++++ Records shown ++++

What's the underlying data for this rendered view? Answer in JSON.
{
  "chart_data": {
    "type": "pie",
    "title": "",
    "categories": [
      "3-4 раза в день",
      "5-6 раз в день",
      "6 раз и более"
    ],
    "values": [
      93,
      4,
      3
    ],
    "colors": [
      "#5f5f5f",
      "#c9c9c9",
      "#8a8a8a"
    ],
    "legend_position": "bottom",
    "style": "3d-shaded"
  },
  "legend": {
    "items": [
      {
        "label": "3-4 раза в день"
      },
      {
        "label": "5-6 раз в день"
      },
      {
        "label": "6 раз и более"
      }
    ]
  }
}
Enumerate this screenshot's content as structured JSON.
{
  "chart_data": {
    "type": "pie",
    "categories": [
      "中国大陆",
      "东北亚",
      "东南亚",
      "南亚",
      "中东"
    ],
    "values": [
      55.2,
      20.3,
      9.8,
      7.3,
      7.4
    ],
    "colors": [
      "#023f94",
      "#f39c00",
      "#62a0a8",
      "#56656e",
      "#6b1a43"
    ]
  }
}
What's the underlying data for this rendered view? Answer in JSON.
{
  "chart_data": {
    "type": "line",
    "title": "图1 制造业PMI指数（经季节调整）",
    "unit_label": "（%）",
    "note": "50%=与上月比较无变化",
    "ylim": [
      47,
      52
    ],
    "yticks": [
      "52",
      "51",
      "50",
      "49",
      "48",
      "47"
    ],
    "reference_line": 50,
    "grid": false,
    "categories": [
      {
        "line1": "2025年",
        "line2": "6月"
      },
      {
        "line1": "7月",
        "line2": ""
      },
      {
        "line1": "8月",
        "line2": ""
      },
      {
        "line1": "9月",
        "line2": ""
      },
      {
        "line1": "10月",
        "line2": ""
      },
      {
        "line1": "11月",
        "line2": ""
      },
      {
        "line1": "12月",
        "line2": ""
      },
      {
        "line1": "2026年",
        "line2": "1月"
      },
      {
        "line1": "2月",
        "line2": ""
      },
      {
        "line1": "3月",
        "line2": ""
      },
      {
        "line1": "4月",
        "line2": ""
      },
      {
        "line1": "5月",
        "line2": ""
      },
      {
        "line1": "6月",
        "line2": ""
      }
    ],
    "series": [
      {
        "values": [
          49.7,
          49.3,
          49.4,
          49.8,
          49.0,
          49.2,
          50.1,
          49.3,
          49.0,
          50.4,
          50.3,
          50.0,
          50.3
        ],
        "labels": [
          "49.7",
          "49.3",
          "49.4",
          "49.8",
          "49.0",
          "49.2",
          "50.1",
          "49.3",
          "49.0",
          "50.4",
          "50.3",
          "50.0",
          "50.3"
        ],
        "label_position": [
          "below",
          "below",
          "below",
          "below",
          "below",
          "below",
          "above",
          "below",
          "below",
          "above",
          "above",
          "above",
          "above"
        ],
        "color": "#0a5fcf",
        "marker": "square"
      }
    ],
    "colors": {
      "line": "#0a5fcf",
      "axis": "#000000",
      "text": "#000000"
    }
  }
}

++++

**Do this:** Above are some records. Print them all exactly.

**The result:**
What's the underlying data for this rendered view? Answer in JSON.
{
  "chart_data": {
    "type": "pie",
    "title": "",
    "categories": [
      "3-4 раза в день",
      "5-6 раз в день",
      "6 раз и более"
    ],
    "values": [
      93,
      4,
      3
    ],
    "colors": [
      "#5f5f5f",
      "#c9c9c9",
      "#8a8a8a"
    ],
    "legend_position": "bottom",
    "style": "3d-shaded"
  },
  "legend": {
    "items": [
      {
        "label": "3-4 раза в день"
      },
      {
        "label": "5-6 раз в день"
      },
      {
        "label": "6 раз и более"
      }
    ]
  }
}
Enumerate this screenshot's content as structured JSON.
{
  "chart_data": {
    "type": "pie",
    "categories": [
      "中国大陆",
      "东北亚",
      "东南亚",
      "南亚",
      "中东"
    ],
    "values": [
      55.2,
      20.3,
      9.8,
      7.3,
      7.4
    ],
    "colors": [
      "#023f94",
      "#f39c00",
      "#62a0a8",
      "#56656e",
      "#6b1a43"
    ]
  }
}
What's the underlying data for this rendered view? Answer in JSON.
{
  "chart_data": {
    "type": "line",
    "title": "图1 制造业PMI指数（经季节调整）",
    "unit_label": "（%）",
    "note": "50%=与上月比较无变化",
    "ylim": [
      47,
      52
    ],
    "yticks": [
      "52",
      "51",
      "50",
      "49",
      "48",
      "47"
    ],
    "reference_line": 50,
    "grid": false,
    "categories": [
      {
        "line1": "2025年",
        "line2": "6月"
      },
      {
        "line1": "7月",
        "line2": ""
      },
      {
        "line1": "8月",
        "line2": ""
      },
      {
        "line1": "9月",
        "line2": ""
      },
      {
        "line1": "10月",
        "line2": ""
      },
      {
        "line1": "11月",
        "line2": ""
      },
      {
        "line1": "12月",
        "line2": ""
      },
      {
        "line1": "2026年",
        "line2": "1月"
      },
      {
        "line1": "2月",
        "line2": ""
      },
      {
        "line1": "3月",
        "line2": ""
      },
      {
        "line1": "4月",
        "line2": ""
      },
      {
        "line1": "5月",
        "line2": ""
      },
      {
        "line1": "6月",
        "line2": ""
      }
    ],
    "series": [
      {
        "values": [
          49.7,
          49.3,
          49.4,
          49.8,
          49.0,
          49.2,
          50.1,
          49.3,
          49.0,
          50.4,
          50.3,
          50.0,
          50.3
        ],
        "labels": [
          "49.7",
          "49.3",
          "49.4",
          "49.8",
          "49.0",
          "49.2",
          "50.1",
          "49.3",
          "49.0",
          "50.4",
          "50.3",
          "50.0",
          "50.3"
        ],
        "label_position": [
          "below",
          "below",
          "below",
          "below",
          "below",
          "below",
          "above",
          "below",
          "below",
          "above",
          "above",
          "above",
          "above"
        ],
        "color": "#0a5fcf",
        "marker": "square"
      }
    ],
    "colors": {
      "line": "#0a5fcf",
      "axis": "#000000",
      "text": "#000000"
    }
  }
}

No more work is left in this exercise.